### Saved entries:
════

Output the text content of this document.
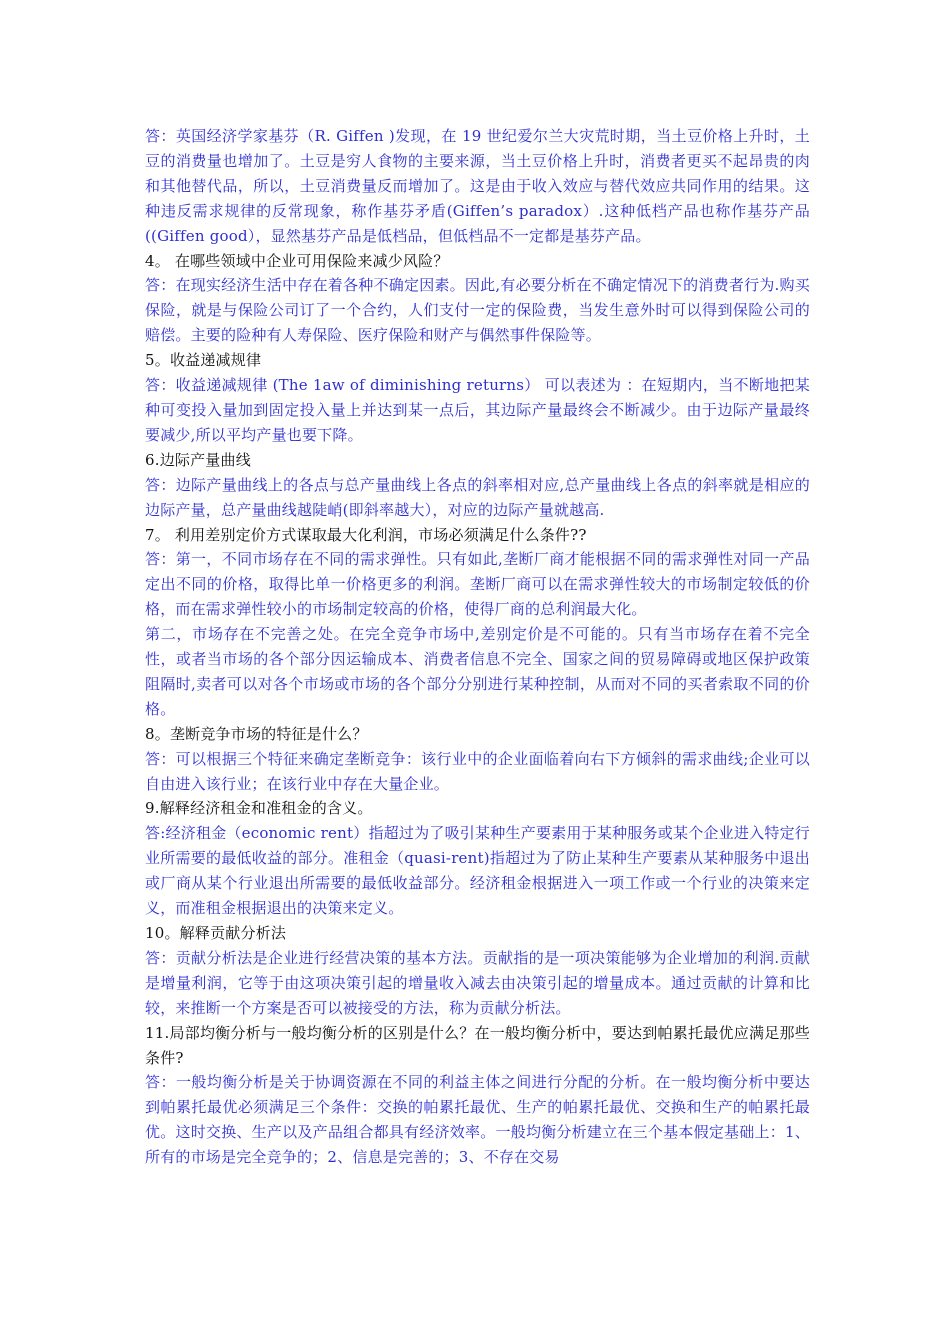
答：英国经济学家基芬（R. Giffen )发现，在 19 世纪爱尔兰大灾荒时期，当土豆价格上升时，土豆的消费量也增加了。土豆是穷人食物的主要来源，当土豆价格上升时，消费者更买不起昂贵的肉和其他替代品，所以，土豆消费量反而增加了。这是由于收入效应与替代效应共同作用的结果。这种违反需求规律的反常现象，称作基芬矛盾(Giffen’s paradox）.这种低档产品也称作基芬产品((Giffen good），显然基芬产品是低档品，但低档品不一定都是基芬产品。

4。 在哪些领域中企业可用保险来减少风险？

答：在现实经济生活中存在着各种不确定因素。因此,有必要分析在不确定情况下的消费者行为.购买保险，就是与保险公司订了一个合约，人们支付一定的保险费，当发生意外时可以得到保险公司的赔偿。主要的险种有人寿保险、医疗保险和财产与偶然事件保险等。

5。收益递减规律

答：收益递减规律 (The 1aw of diminishing returns） 可以表述为 ：在短期内，当不断地把某种可变投入量加到固定投入量上并达到某一点后，其边际产量最终会不断减少。由于边际产量最终要减少,所以平均产量也要下降。

6.边际产量曲线

答：边际产量曲线上的各点与总产量曲线上各点的斜率相对应,总产量曲线上各点的斜率就是相应的边际产量，总产量曲线越陡峭(即斜率越大），对应的边际产量就越高.

7。 利用差别定价方式谋取最大化利润，市场必须满足什么条件??

答：第一，不同市场存在不同的需求弹性。只有如此,垄断厂商才能根据不同的需求弹性对同一产品定出不同的价格，取得比单一价格更多的利润。垄断厂商可以在需求弹性较大的市场制定较低的价格，而在需求弹性较小的市场制定较高的价格，使得厂商的总利润最大化。

第二，市场存在不完善之处。在完全竞争市场中,差别定价是不可能的。只有当市场存在着不完全性，或者当市场的各个部分因运输成本、消费者信息不完全、国家之间的贸易障碍或地区保护政策阻隔时,卖者可以对各个市场或市场的各个部分分别进行某种控制，从而对不同的买者索取不同的价格。

8。垄断竞争市场的特征是什么？

答：可以根据三个特征来确定垄断竞争：该行业中的企业面临着向右下方倾斜的需求曲线;企业可以自由进入该行业；在该行业中存在大量企业。

9.解释经济租金和准租金的含义。

答:经济租金（economic rent）指超过为了吸引某种生产要素用于某种服务或某个企业进入特定行业所需要的最低收益的部分。准租金（quasi-rent)指超过为了防止某种生产要素从某种服务中退出或厂商从某个行业退出所需要的最低收益部分。经济租金根据进入一项工作或一个行业的决策来定义，而准租金根据退出的决策来定义。

10。解释贡献分析法

答：贡献分析法是企业进行经营决策的基本方法。贡献指的是一项决策能够为企业增加的利润.贡献是增量利润，它等于由这项决策引起的增量收入减去由决策引起的增量成本。通过贡献的计算和比较，来推断一个方案是否可以被接受的方法，称为贡献分析法。

11.局部均衡分析与一般均衡分析的区别是什么？在一般均衡分析中，要达到帕累托最优应满足那些条件?

答：一般均衡分析是关于协调资源在不同的利益主体之间进行分配的分析。在一般均衡分析中要达到帕累托最优必须满足三个条件：交换的帕累托最优、生产的帕累托最优、交换和生产的帕累托最优。这时交换、生产以及产品组合都具有经济效率。一般均衡分析建立在三个基本假定基础上：1、所有的市场是完全竞争的；2、信息是完善的；3、不存在交易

════

### What to produce:
Quote in full the listing given above; the images are to be left out.

### Solution to this exercise:
Output the text content of this document.
答：英国经济学家基芬（R. Giffen )发现，在 19 世纪爱尔兰大灾荒时期，当土豆价格上升时，土豆的消费量也增加了。土豆是穷人食物的主要来源，当土豆价格上升时，消费者更买不起昂贵的肉和其他替代品，所以，土豆消费量反而增加了。这是由于收入效应与替代效应共同作用的结果。这种违反需求规律的反常现象，称作基芬矛盾(Giffen’s paradox）.这种低档产品也称作基芬产品((Giffen good），显然基芬产品是低档品，但低档品不一定都是基芬产品。

4。 在哪些领域中企业可用保险来减少风险？

答：在现实经济生活中存在着各种不确定因素。因此,有必要分析在不确定情况下的消费者行为.购买保险，就是与保险公司订了一个合约，人们支付一定的保险费，当发生意外时可以得到保险公司的赔偿。主要的险种有人寿保险、医疗保险和财产与偶然事件保险等。

5。收益递减规律

答：收益递减规律 (The 1aw of diminishing returns） 可以表述为 ：在短期内，当不断地把某种可变投入量加到固定投入量上并达到某一点后，其边际产量最终会不断减少。由于边际产量最终要减少,所以平均产量也要下降。

6.边际产量曲线

答：边际产量曲线上的各点与总产量曲线上各点的斜率相对应,总产量曲线上各点的斜率就是相应的边际产量，总产量曲线越陡峭(即斜率越大），对应的边际产量就越高.

7。 利用差别定价方式谋取最大化利润，市场必须满足什么条件??

答：第一，不同市场存在不同的需求弹性。只有如此,垄断厂商才能根据不同的需求弹性对同一产品定出不同的价格，取得比单一价格更多的利润。垄断厂商可以在需求弹性较大的市场制定较低的价格，而在需求弹性较小的市场制定较高的价格，使得厂商的总利润最大化。

第二，市场存在不完善之处。在完全竞争市场中,差别定价是不可能的。只有当市场存在着不完全性，或者当市场的各个部分因运输成本、消费者信息不完全、国家之间的贸易障碍或地区保护政策阻隔时,卖者可以对各个市场或市场的各个部分分别进行某种控制，从而对不同的买者索取不同的价格。

8。垄断竞争市场的特征是什么？

答：可以根据三个特征来确定垄断竞争：该行业中的企业面临着向右下方倾斜的需求曲线;企业可以自由进入该行业；在该行业中存在大量企业。

9.解释经济租金和准租金的含义。

答:经济租金（economic rent）指超过为了吸引某种生产要素用于某种服务或某个企业进入特定行业所需要的最低收益的部分。准租金（quasi-rent)指超过为了防止某种生产要素从某种服务中退出或厂商从某个行业退出所需要的最低收益部分。经济租金根据进入一项工作或一个行业的决策来定义，而准租金根据退出的决策来定义。

10。解释贡献分析法

答：贡献分析法是企业进行经营决策的基本方法。贡献指的是一项决策能够为企业增加的利润.贡献是增量利润，它等于由这项决策引起的增量收入减去由决策引起的增量成本。通过贡献的计算和比较，来推断一个方案是否可以被接受的方法，称为贡献分析法。

11.局部均衡分析与一般均衡分析的区别是什么？在一般均衡分析中，要达到帕累托最优应满足那些条件?

答：一般均衡分析是关于协调资源在不同的利益主体之间进行分配的分析。在一般均衡分析中要达到帕累托最优必须满足三个条件：交换的帕累托最优、生产的帕累托最优、交换和生产的帕累托最优。这时交换、生产以及产品组合都具有经济效率。一般均衡分析建立在三个基本假定基础上：1、所有的市场是完全竞争的；2、信息是完善的；3、不存在交易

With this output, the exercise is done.